*Directive*: Retype all the entries word for word, but omit the pictures.

*Dataset*:
###
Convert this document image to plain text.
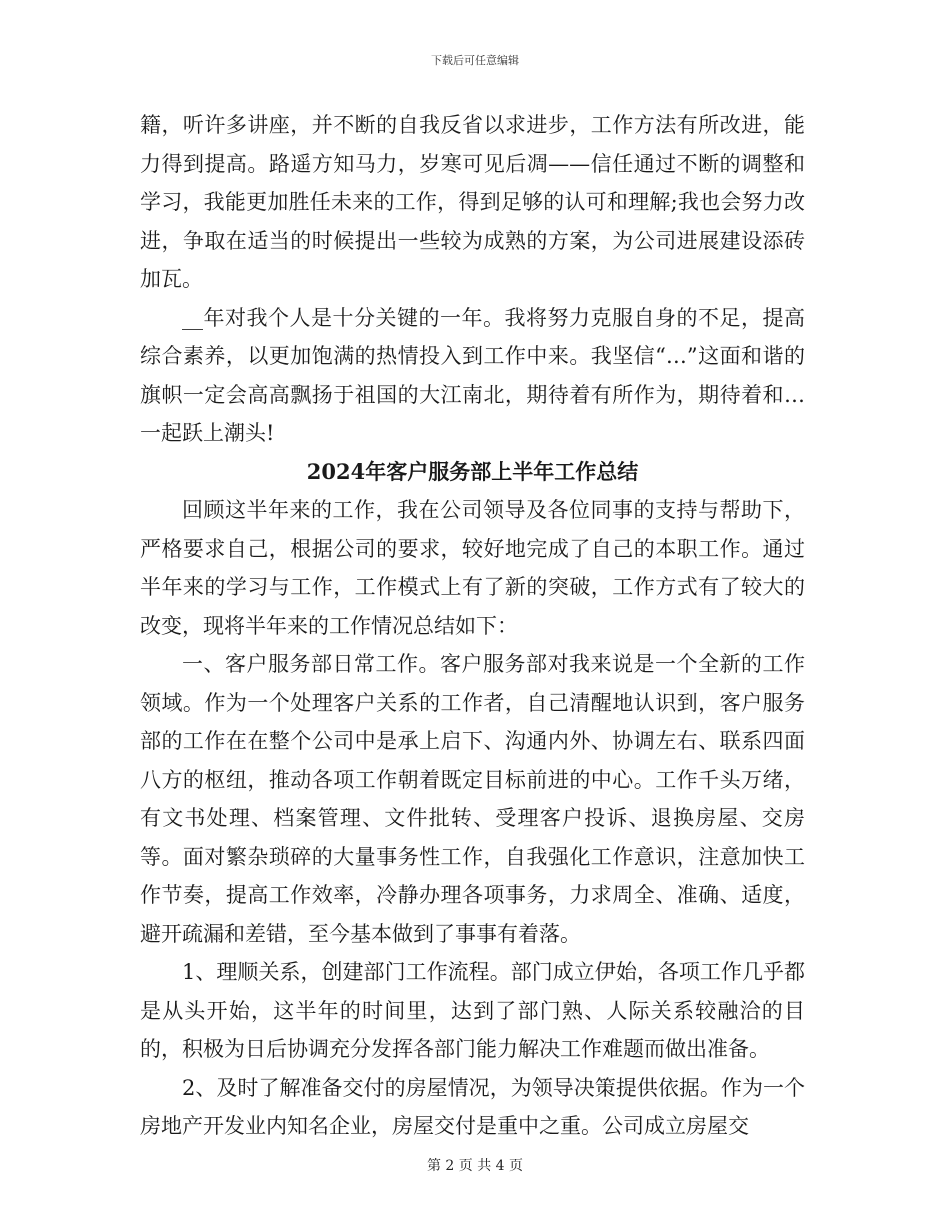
下载后可任意编辑

籍，听许多讲座，并不断的自我反省以求进步，工作方法有所改进，能力得到提高。路遥方知马力，岁寒可见后凋——信任通过不断的调整和学习，我能更加胜任未来的工作，得到足够的认可和理解;我也会努力改进，争取在适当的时候提出一些较为成熟的方案，为公司进展建设添砖加瓦。

__年对我个人是十分关键的一年。我将努力克服自身的不足，提高综合素养，以更加饱满的热情投入到工作中来。我坚信“…”这面和谐的旗帜一定会高高飘扬于祖国的大江南北，期待着有所作为，期待着和…一起跃上潮头!

2024年客户服务部上半年工作总结

回顾这半年来的工作，我在公司领导及各位同事的支持与帮助下，严格要求自己，根据公司的要求，较好地完成了自己的本职工作。通过半年来的学习与工作，工作模式上有了新的突破，工作方式有了较大的改变，现将半年来的工作情况总结如下：

一、客户服务部日常工作。客户服务部对我来说是一个全新的工作领域。作为一个处理客户关系的工作者，自己清醒地认识到，客户服务部的工作在在整个公司中是承上启下、沟通内外、协调左右、联系四面八方的枢纽，推动各项工作朝着既定目标前进的中心。工作千头万绪，有文书处理、档案管理、文件批转、受理客户投诉、退换房屋、交房等。面对繁杂琐碎的大量事务性工作，自我强化工作意识，注意加快工作节奏，提高工作效率，冷静办理各项事务，力求周全、准确、适度，避开疏漏和差错，至今基本做到了事事有着落。

1、理顺关系，创建部门工作流程。部门成立伊始，各项工作几乎都是从头开始，这半年的时间里，达到了部门熟、人际关系较融洽的目的，积极为日后协调充分发挥各部门能力解决工作难题而做出准备。

2、及时了解准备交付的房屋情况，为领导决策提供依据。作为一个房地产开发业内知名企业，房屋交付是重中之重。公司成立房屋交

第 2 页 共 4 页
###
*Task solution*:
Convert this document image to plain text.
下载后可任意编辑

籍，听许多讲座，并不断的自我反省以求进步，工作方法有所改进，能力得到提高。路遥方知马力，岁寒可见后凋——信任通过不断的调整和学习，我能更加胜任未来的工作，得到足够的认可和理解;我也会努力改进，争取在适当的时候提出一些较为成熟的方案，为公司进展建设添砖加瓦。

__年对我个人是十分关键的一年。我将努力克服自身的不足，提高综合素养，以更加饱满的热情投入到工作中来。我坚信“…”这面和谐的旗帜一定会高高飘扬于祖国的大江南北，期待着有所作为，期待着和…一起跃上潮头!

2024年客户服务部上半年工作总结

回顾这半年来的工作，我在公司领导及各位同事的支持与帮助下，严格要求自己，根据公司的要求，较好地完成了自己的本职工作。通过半年来的学习与工作，工作模式上有了新的突破，工作方式有了较大的改变，现将半年来的工作情况总结如下：

一、客户服务部日常工作。客户服务部对我来说是一个全新的工作领域。作为一个处理客户关系的工作者，自己清醒地认识到，客户服务部的工作在在整个公司中是承上启下、沟通内外、协调左右、联系四面八方的枢纽，推动各项工作朝着既定目标前进的中心。工作千头万绪，有文书处理、档案管理、文件批转、受理客户投诉、退换房屋、交房等。面对繁杂琐碎的大量事务性工作，自我强化工作意识，注意加快工作节奏，提高工作效率，冷静办理各项事务，力求周全、准确、适度，避开疏漏和差错，至今基本做到了事事有着落。

1、理顺关系，创建部门工作流程。部门成立伊始，各项工作几乎都是从头开始，这半年的时间里，达到了部门熟、人际关系较融洽的目的，积极为日后协调充分发挥各部门能力解决工作难题而做出准备。

2、及时了解准备交付的房屋情况，为领导决策提供依据。作为一个房地产开发业内知名企业，房屋交付是重中之重。公司成立房屋交

第 2 页 共 4 页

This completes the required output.